◆ Your goal
Every line of the listing below is to be duplicated exactly, with the pictures left out.

◆ Records
▼

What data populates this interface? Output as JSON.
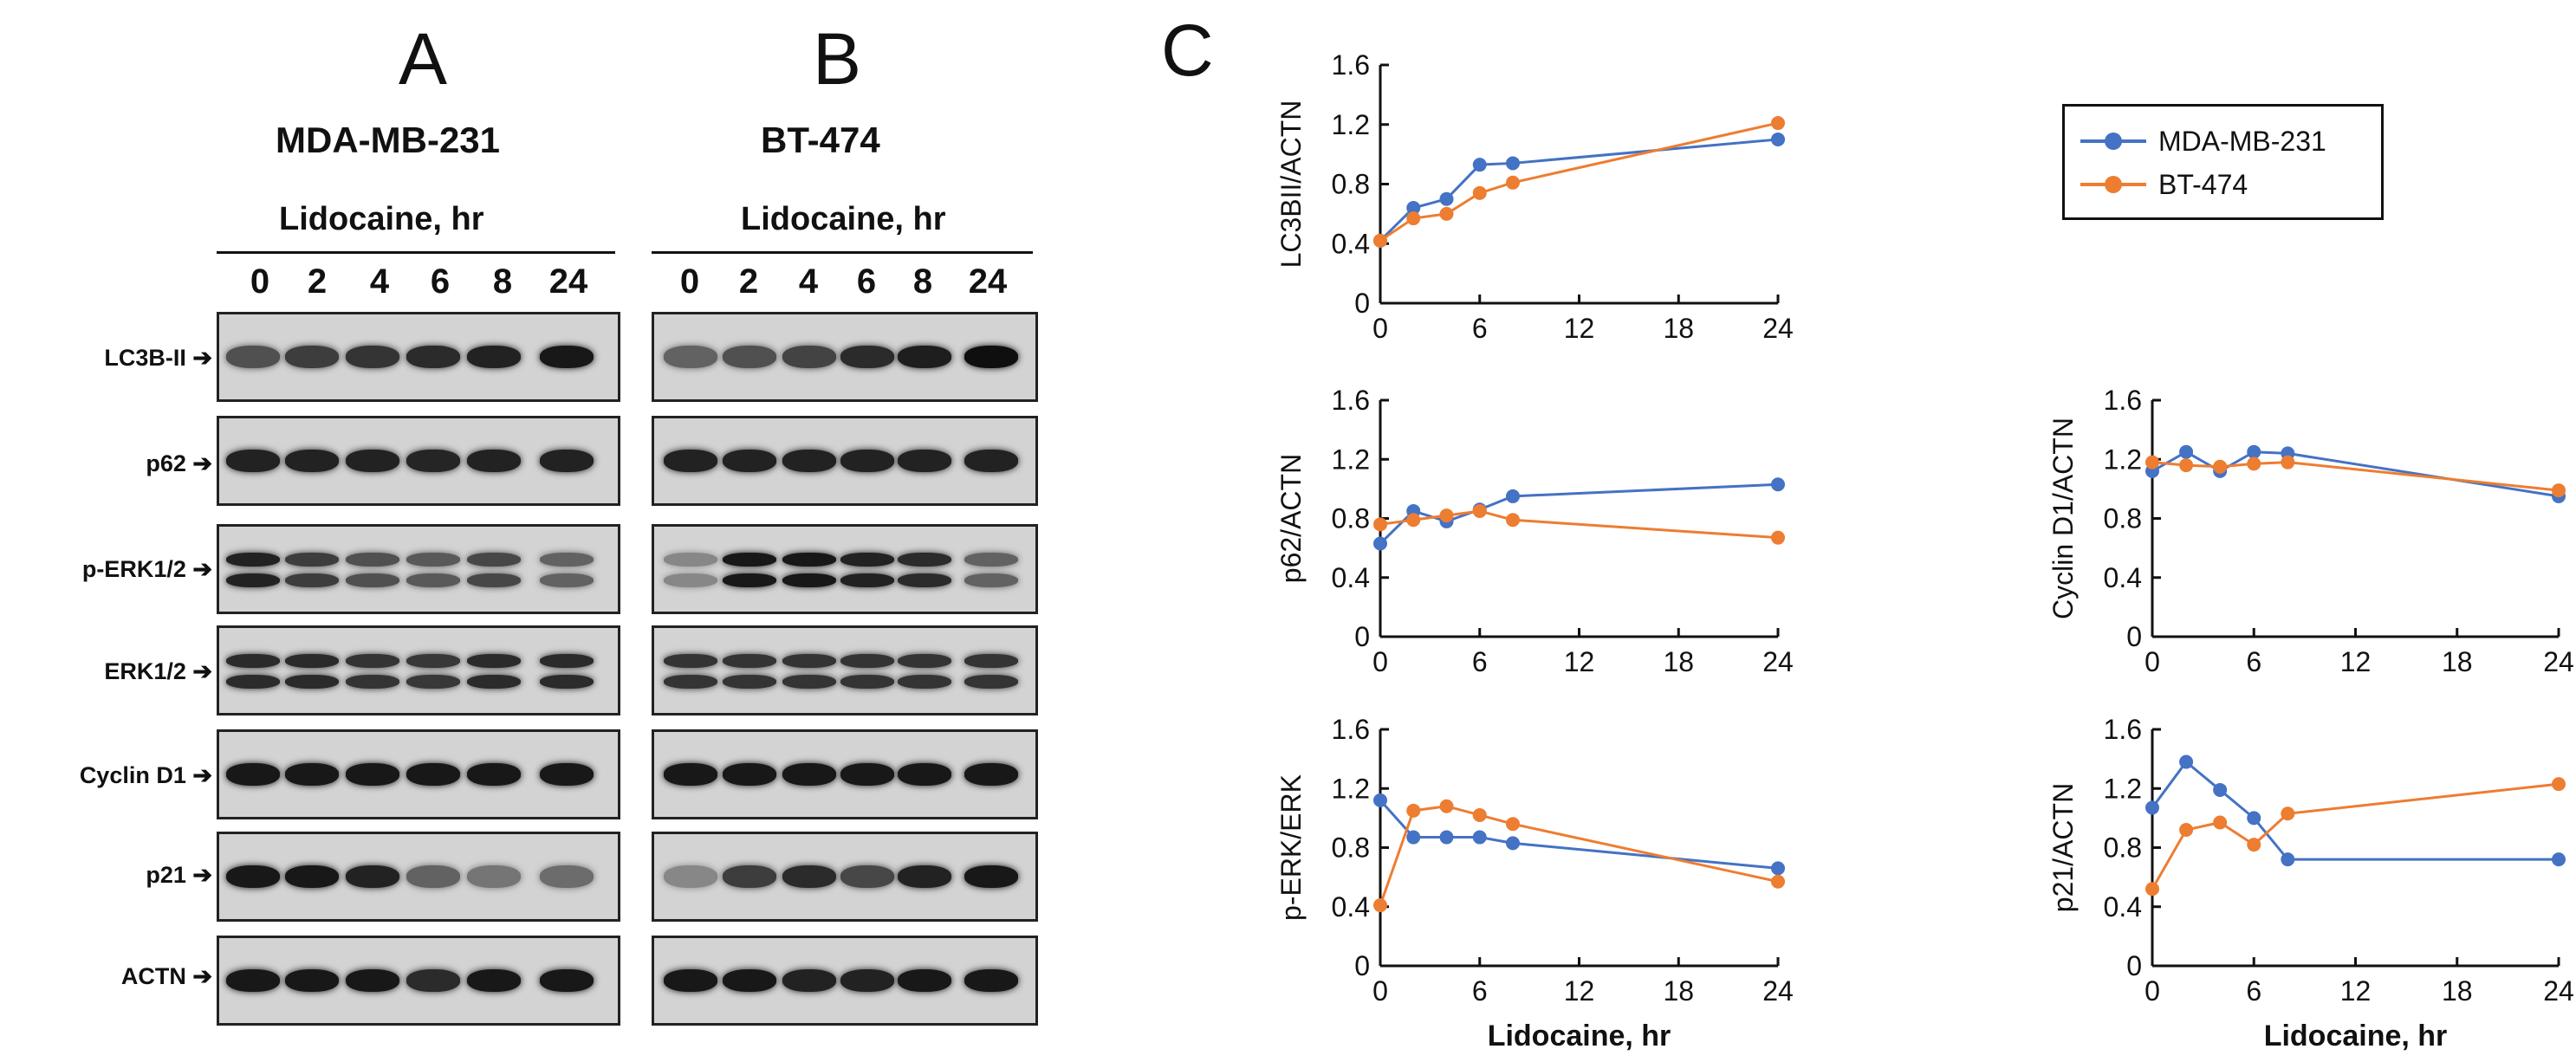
{
  "panel_letters": {
    "a": "A",
    "b": "B",
    "c": "C"
  },
  "cell_lines": [
    "MDA-MB-231",
    "BT-474"
  ],
  "blot_header": "Lidocaine, hr",
  "time_points": [
    "0",
    "2",
    "4",
    "6",
    "8",
    "24"
  ],
  "proteins": [
    "LC3B-II",
    "p62",
    "p-ERK1/2",
    "ERK1/2",
    "Cyclin D1",
    "p21",
    "ACTN"
  ],
  "arrow_symbol": "➔",
  "colors": {
    "mda": "#4472C4",
    "bt": "#ED7D31"
  },
  "legend": [
    "MDA-MB-231",
    "BT-474"
  ],
  "chart_data": [
    {
      "type": "line",
      "ylabel": "LC3BII/ACTN",
      "xlabel": "",
      "x": [
        0,
        2,
        4,
        6,
        8,
        24
      ],
      "xticks": [
        0,
        6,
        12,
        18,
        24
      ],
      "yticks": [
        0,
        0.4,
        0.8,
        1.2,
        1.6
      ],
      "xlim": [
        0,
        24
      ],
      "ylim": [
        0,
        1.6
      ],
      "series": [
        {
          "name": "MDA-MB-231",
          "values": [
            0.42,
            0.64,
            0.7,
            0.93,
            0.94,
            1.1
          ]
        },
        {
          "name": "BT-474",
          "values": [
            0.42,
            0.57,
            0.6,
            0.74,
            0.81,
            1.21
          ]
        }
      ]
    },
    {
      "type": "line",
      "ylabel": "p62/ACTN",
      "xlabel": "",
      "x": [
        0,
        2,
        4,
        6,
        8,
        24
      ],
      "xticks": [
        0,
        6,
        12,
        18,
        24
      ],
      "yticks": [
        0,
        0.4,
        0.8,
        1.2,
        1.6
      ],
      "xlim": [
        0,
        24
      ],
      "ylim": [
        0,
        1.6
      ],
      "series": [
        {
          "name": "MDA-MB-231",
          "values": [
            0.63,
            0.85,
            0.78,
            0.86,
            0.95,
            1.03
          ]
        },
        {
          "name": "BT-474",
          "values": [
            0.76,
            0.79,
            0.82,
            0.85,
            0.79,
            0.67
          ]
        }
      ]
    },
    {
      "type": "line",
      "ylabel": "Cyclin D1/ACTN",
      "xlabel": "",
      "x": [
        0,
        2,
        4,
        6,
        8,
        24
      ],
      "xticks": [
        0,
        6,
        12,
        18,
        24
      ],
      "yticks": [
        0,
        0.4,
        0.8,
        1.2,
        1.6
      ],
      "xlim": [
        0,
        24
      ],
      "ylim": [
        0,
        1.6
      ],
      "series": [
        {
          "name": "MDA-MB-231",
          "values": [
            1.12,
            1.25,
            1.12,
            1.25,
            1.24,
            0.95
          ]
        },
        {
          "name": "BT-474",
          "values": [
            1.18,
            1.16,
            1.15,
            1.17,
            1.18,
            0.99
          ]
        }
      ]
    },
    {
      "type": "line",
      "ylabel": "p-ERK/ERK",
      "xlabel": "Lidocaine, hr",
      "x": [
        0,
        2,
        4,
        6,
        8,
        24
      ],
      "xticks": [
        0,
        6,
        12,
        18,
        24
      ],
      "yticks": [
        0,
        0.4,
        0.8,
        1.2,
        1.6
      ],
      "xlim": [
        0,
        24
      ],
      "ylim": [
        0,
        1.6
      ],
      "series": [
        {
          "name": "MDA-MB-231",
          "values": [
            1.12,
            0.87,
            0.87,
            0.87,
            0.83,
            0.66
          ]
        },
        {
          "name": "BT-474",
          "values": [
            0.41,
            1.05,
            1.08,
            1.02,
            0.96,
            0.57
          ]
        }
      ]
    },
    {
      "type": "line",
      "ylabel": "p21/ACTN",
      "xlabel": "Lidocaine, hr",
      "x": [
        0,
        2,
        4,
        6,
        8,
        24
      ],
      "xticks": [
        0,
        6,
        12,
        18,
        24
      ],
      "yticks": [
        0,
        0.4,
        0.8,
        1.2,
        1.6
      ],
      "xlim": [
        0,
        24
      ],
      "ylim": [
        0,
        1.6
      ],
      "series": [
        {
          "name": "MDA-MB-231",
          "values": [
            1.07,
            1.38,
            1.19,
            1.0,
            0.72,
            0.72
          ]
        },
        {
          "name": "BT-474",
          "values": [
            0.52,
            0.92,
            0.97,
            0.82,
            1.03,
            1.23
          ]
        }
      ]
    }
  ]
}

▲

◆ Answer to this problem
What data populates this interface? Output as JSON.
{
  "panel_letters": {
    "a": "A",
    "b": "B",
    "c": "C"
  },
  "cell_lines": [
    "MDA-MB-231",
    "BT-474"
  ],
  "blot_header": "Lidocaine, hr",
  "time_points": [
    "0",
    "2",
    "4",
    "6",
    "8",
    "24"
  ],
  "proteins": [
    "LC3B-II",
    "p62",
    "p-ERK1/2",
    "ERK1/2",
    "Cyclin D1",
    "p21",
    "ACTN"
  ],
  "arrow_symbol": "➔",
  "colors": {
    "mda": "#4472C4",
    "bt": "#ED7D31"
  },
  "legend": [
    "MDA-MB-231",
    "BT-474"
  ],
  "chart_data": [
    {
      "type": "line",
      "ylabel": "LC3BII/ACTN",
      "xlabel": "",
      "x": [
        0,
        2,
        4,
        6,
        8,
        24
      ],
      "xticks": [
        0,
        6,
        12,
        18,
        24
      ],
      "yticks": [
        0,
        0.4,
        0.8,
        1.2,
        1.6
      ],
      "xlim": [
        0,
        24
      ],
      "ylim": [
        0,
        1.6
      ],
      "series": [
        {
          "name": "MDA-MB-231",
          "values": [
            0.42,
            0.64,
            0.7,
            0.93,
            0.94,
            1.1
          ]
        },
        {
          "name": "BT-474",
          "values": [
            0.42,
            0.57,
            0.6,
            0.74,
            0.81,
            1.21
          ]
        }
      ]
    },
    {
      "type": "line",
      "ylabel": "p62/ACTN",
      "xlabel": "",
      "x": [
        0,
        2,
        4,
        6,
        8,
        24
      ],
      "xticks": [
        0,
        6,
        12,
        18,
        24
      ],
      "yticks": [
        0,
        0.4,
        0.8,
        1.2,
        1.6
      ],
      "xlim": [
        0,
        24
      ],
      "ylim": [
        0,
        1.6
      ],
      "series": [
        {
          "name": "MDA-MB-231",
          "values": [
            0.63,
            0.85,
            0.78,
            0.86,
            0.95,
            1.03
          ]
        },
        {
          "name": "BT-474",
          "values": [
            0.76,
            0.79,
            0.82,
            0.85,
            0.79,
            0.67
          ]
        }
      ]
    },
    {
      "type": "line",
      "ylabel": "Cyclin D1/ACTN",
      "xlabel": "",
      "x": [
        0,
        2,
        4,
        6,
        8,
        24
      ],
      "xticks": [
        0,
        6,
        12,
        18,
        24
      ],
      "yticks": [
        0,
        0.4,
        0.8,
        1.2,
        1.6
      ],
      "xlim": [
        0,
        24
      ],
      "ylim": [
        0,
        1.6
      ],
      "series": [
        {
          "name": "MDA-MB-231",
          "values": [
            1.12,
            1.25,
            1.12,
            1.25,
            1.24,
            0.95
          ]
        },
        {
          "name": "BT-474",
          "values": [
            1.18,
            1.16,
            1.15,
            1.17,
            1.18,
            0.99
          ]
        }
      ]
    },
    {
      "type": "line",
      "ylabel": "p-ERK/ERK",
      "xlabel": "Lidocaine, hr",
      "x": [
        0,
        2,
        4,
        6,
        8,
        24
      ],
      "xticks": [
        0,
        6,
        12,
        18,
        24
      ],
      "yticks": [
        0,
        0.4,
        0.8,
        1.2,
        1.6
      ],
      "xlim": [
        0,
        24
      ],
      "ylim": [
        0,
        1.6
      ],
      "series": [
        {
          "name": "MDA-MB-231",
          "values": [
            1.12,
            0.87,
            0.87,
            0.87,
            0.83,
            0.66
          ]
        },
        {
          "name": "BT-474",
          "values": [
            0.41,
            1.05,
            1.08,
            1.02,
            0.96,
            0.57
          ]
        }
      ]
    },
    {
      "type": "line",
      "ylabel": "p21/ACTN",
      "xlabel": "Lidocaine, hr",
      "x": [
        0,
        2,
        4,
        6,
        8,
        24
      ],
      "xticks": [
        0,
        6,
        12,
        18,
        24
      ],
      "yticks": [
        0,
        0.4,
        0.8,
        1.2,
        1.6
      ],
      "xlim": [
        0,
        24
      ],
      "ylim": [
        0,
        1.6
      ],
      "series": [
        {
          "name": "MDA-MB-231",
          "values": [
            1.07,
            1.38,
            1.19,
            1.0,
            0.72,
            0.72
          ]
        },
        {
          "name": "BT-474",
          "values": [
            0.52,
            0.92,
            0.97,
            0.82,
            1.03,
            1.23
          ]
        }
      ]
    }
  ]
}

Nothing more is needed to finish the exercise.